--- Begin ---
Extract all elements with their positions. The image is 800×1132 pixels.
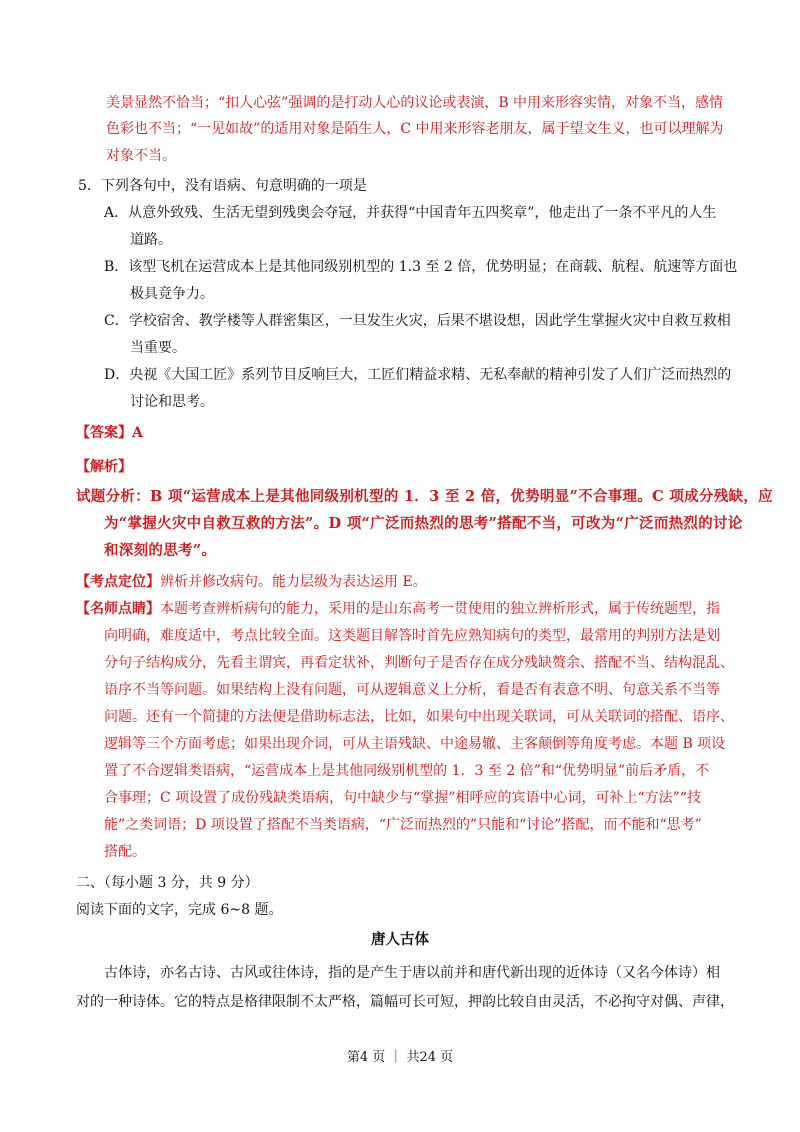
reading-instruction: 阅读下面的文字，完成 6~8 题。 — [76, 902, 283, 918]
mingshi-line-7: 置了不合逻辑类语病，“运营成本上是其他同级别机型的 1．3 至 2 倍”和“优势明显”前后矛盾，不 — [104, 763, 710, 779]
mingshi-first-line: 本题考查辨析病句的能力，采用的是山东高考一贯使用的独立辨析形式，属于传统题型，指 — [160, 601, 720, 617]
mingshi-line-2: 向明确，难度适中，考点比较全面。这类题目解答时首先应熟知病句的类型，最常用的判别方法是划 — [104, 628, 720, 644]
explanation-prev-line-1: 美景显然不恰当；“扣人心弦”强调的是打动人心的议论或表演，B 中用来形容实情，对象不当，感情 — [106, 95, 724, 111]
mingshi-line-9: 能”之类词语；D 项设置了搭配不当类语病，“广泛而热烈的”只能和“讨论”搭配，而不能和“思考” — [104, 817, 702, 833]
kaodian-text: 辨析并修改病句。能力层级为表达运用 E。 — [160, 574, 427, 590]
mingshi-line-3: 分句子结构成分，先看主谓宾，再看定状补，判断句子是否存在成分残缺赘余、搭配不当、结构混乱、 — [104, 655, 734, 671]
article-line-2: 对的一种诗体。它的特点是格律限制不太严格，篇幅可长可短，押韵比较自由灵活，不必拘守对偶、声律， — [76, 994, 734, 1010]
article-line-1: 古体诗，亦名古诗、古风或往体诗，指的是产生于唐以前并和唐代新出现的近体诗（又名今体诗）相 — [104, 965, 720, 981]
option-c-line-1: C．学校宿舍、教学楼等人群密集区，一旦发生火灾，后果不堪设想，因此学生掌握火灾中自救互救相 — [104, 313, 731, 329]
option-b-line-2: 极具竞争力。 — [130, 286, 214, 302]
mingshi-line-8: 合事理；C 项设置了成份残缺类语病，句中缺少与“掌握”相呼应的宾语中心词，可补上“方法”“技 — [104, 790, 701, 806]
option-d-line-2: 讨论和思考。 — [130, 394, 214, 410]
kaodian-label: 【考点定位】 — [76, 574, 160, 590]
mingshi-line-4: 语序不当等问题。如果结构上没有问题，可从逻辑意义上分析，看是否有表意不明、句意关系不当等 — [104, 682, 720, 698]
option-d-line-1: D．央视《大国工匠》系列节目反响巨大，工匠们精益求精、无私奉献的精神引发了人们广泛而热烈的 — [104, 367, 732, 383]
analysis-line-3: 和深刻的思考”。 — [104, 542, 217, 559]
explanation-prev-line-3: 对象不当。 — [106, 148, 176, 164]
article-title: 唐人古体 — [371, 931, 429, 948]
option-a-line-2: 道路。 — [130, 232, 172, 248]
mingshi-line-5: 问题。还有一个简捷的方法便是借助标志法，比如，如果句中出现关联词，可从关联词的搭配、语序、 — [104, 709, 734, 725]
option-a-line-1: A．从意外致残、生活无望到残奥会夺冠，并获得“中国青年五四奖章”，他走出了一条不平凡的人生 — [104, 205, 717, 221]
explanation-prev-line-2: 色彩也不当；“一见如故”的适用对象是陌生人，C 中用来形容老朋友，属于望文生义，也可以理解为 — [106, 121, 724, 137]
section-2-heading: 二、（每小题 3 分，共 9 分） — [76, 875, 259, 891]
answer-label: 【答案】A — [76, 425, 143, 441]
option-b-line-1: B．该型飞机在运营成本上是其他同级别机型的 1.3 至 2 倍，优势明显；在商载、航程、航速等方面也 — [104, 259, 738, 275]
mingshi-line-6: 逻辑等三个方面考虑；如果出现介词，可从主语残缺、中途易辙、主客颠倒等角度考虑。本题 B 项设 — [104, 736, 726, 752]
mingshi-row — [76, 600, 720, 618]
kaodian-row — [76, 573, 427, 591]
question-5-stem: 5．下列各句中，没有语病、句意明确的一项是 — [78, 178, 367, 194]
mingshi-line-10: 搭配。 — [104, 844, 146, 860]
analysis-label: 【解析】 — [76, 459, 132, 475]
analysis-line-1: 试题分析：B 项“运营成本上是其他同级别机型的 1．3 至 2 倍，优势明显”不合事理。C 项成分残缺，应 — [76, 488, 773, 505]
page-footer: 第4 页 ｜ 共24 页 — [346, 1050, 454, 1065]
mingshi-label: 【名师点睛】 — [76, 601, 160, 617]
analysis-line-2: 为“掌握火灾中自救互救的方法”。D 项“广泛而热烈的思考”搭配不当，可改为“广泛而热烈的讨论 — [104, 515, 743, 532]
option-c-line-2: 当重要。 — [130, 340, 186, 356]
--- End ---
Revise the entries above by replacing every occurrence of "病句" with "错句" and keeping everything else the same. Leave out any pictures.

**CORRECT ANSWER**
Extract all elements with their positions. The image is 800×1132 pixels.
reading-instruction: 阅读下面的文字，完成 6~8 题。 — [76, 902, 283, 918]
mingshi-line-7: 置了不合逻辑类语病，“运营成本上是其他同级别机型的 1．3 至 2 倍”和“优势明显”前后矛盾，不 — [104, 763, 710, 779]
mingshi-first-line: 本题考查辨析错句的能力，采用的是山东高考一贯使用的独立辨析形式，属于传统题型，指 — [160, 601, 720, 617]
mingshi-line-2: 向明确，难度适中，考点比较全面。这类题目解答时首先应熟知错句的类型，最常用的判别方法是划 — [104, 628, 720, 644]
explanation-prev-line-1: 美景显然不恰当；“扣人心弦”强调的是打动人心的议论或表演，B 中用来形容实情，对象不当，感情 — [106, 95, 724, 111]
mingshi-line-9: 能”之类词语；D 项设置了搭配不当类语病，“广泛而热烈的”只能和“讨论”搭配，而不能和“思考” — [104, 817, 702, 833]
kaodian-text: 辨析并修改错句。能力层级为表达运用 E。 — [160, 574, 427, 590]
mingshi-line-3: 分句子结构成分，先看主谓宾，再看定状补，判断句子是否存在成分残缺赘余、搭配不当、结构混乱、 — [104, 655, 734, 671]
article-line-2: 对的一种诗体。它的特点是格律限制不太严格，篇幅可长可短，押韵比较自由灵活，不必拘守对偶、声律， — [76, 994, 734, 1010]
article-line-1: 古体诗，亦名古诗、古风或往体诗，指的是产生于唐以前并和唐代新出现的近体诗（又名今体诗）相 — [104, 965, 720, 981]
option-c-line-1: C．学校宿舍、教学楼等人群密集区，一旦发生火灾，后果不堪设想，因此学生掌握火灾中自救互救相 — [104, 313, 731, 329]
option-b-line-2: 极具竞争力。 — [130, 286, 214, 302]
mingshi-line-8: 合事理；C 项设置了成份残缺类语病，句中缺少与“掌握”相呼应的宾语中心词，可补上“方法”“技 — [104, 790, 701, 806]
option-d-line-2: 讨论和思考。 — [130, 394, 214, 410]
kaodian-label: 【考点定位】 — [76, 574, 160, 590]
mingshi-line-4: 语序不当等问题。如果结构上没有问题，可从逻辑意义上分析，看是否有表意不明、句意关系不当等 — [104, 682, 720, 698]
option-d-line-1: D．央视《大国工匠》系列节目反响巨大，工匠们精益求精、无私奉献的精神引发了人们广泛而热烈的 — [104, 367, 732, 383]
analysis-line-3: 和深刻的思考”。 — [104, 542, 217, 559]
explanation-prev-line-3: 对象不当。 — [106, 148, 176, 164]
article-title: 唐人古体 — [371, 931, 429, 948]
option-a-line-2: 道路。 — [130, 232, 172, 248]
mingshi-line-5: 问题。还有一个简捷的方法便是借助标志法，比如，如果句中出现关联词，可从关联词的搭配、语序、 — [104, 709, 734, 725]
option-a-line-1: A．从意外致残、生活无望到残奥会夺冠，并获得“中国青年五四奖章”，他走出了一条不平凡的人生 — [104, 205, 717, 221]
explanation-prev-line-2: 色彩也不当；“一见如故”的适用对象是陌生人，C 中用来形容老朋友，属于望文生义，也可以理解为 — [106, 121, 724, 137]
section-2-heading: 二、（每小题 3 分，共 9 分） — [76, 875, 259, 891]
answer-label: 【答案】A — [76, 425, 143, 441]
option-b-line-1: B．该型飞机在运营成本上是其他同级别机型的 1.3 至 2 倍，优势明显；在商载、航程、航速等方面也 — [104, 259, 738, 275]
mingshi-line-6: 逻辑等三个方面考虑；如果出现介词，可从主语残缺、中途易辙、主客颠倒等角度考虑。本题 B 项设 — [104, 736, 726, 752]
mingshi-row — [76, 600, 720, 618]
kaodian-row — [76, 573, 427, 591]
question-5-stem: 5．下列各句中，没有语病、句意明确的一项是 — [78, 178, 367, 194]
mingshi-line-10: 搭配。 — [104, 844, 146, 860]
analysis-label: 【解析】 — [76, 459, 132, 475]
analysis-line-1: 试题分析：B 项“运营成本上是其他同级别机型的 1．3 至 2 倍，优势明显”不合事理。C 项成分残缺，应 — [76, 488, 773, 505]
page-footer: 第4 页 ｜ 共24 页 — [346, 1050, 454, 1065]
mingshi-label: 【名师点睛】 — [76, 601, 160, 617]
analysis-line-2: 为“掌握火灾中自救互救的方法”。D 项“广泛而热烈的思考”搭配不当，可改为“广泛而热烈的讨论 — [104, 515, 743, 532]
option-c-line-2: 当重要。 — [130, 340, 186, 356]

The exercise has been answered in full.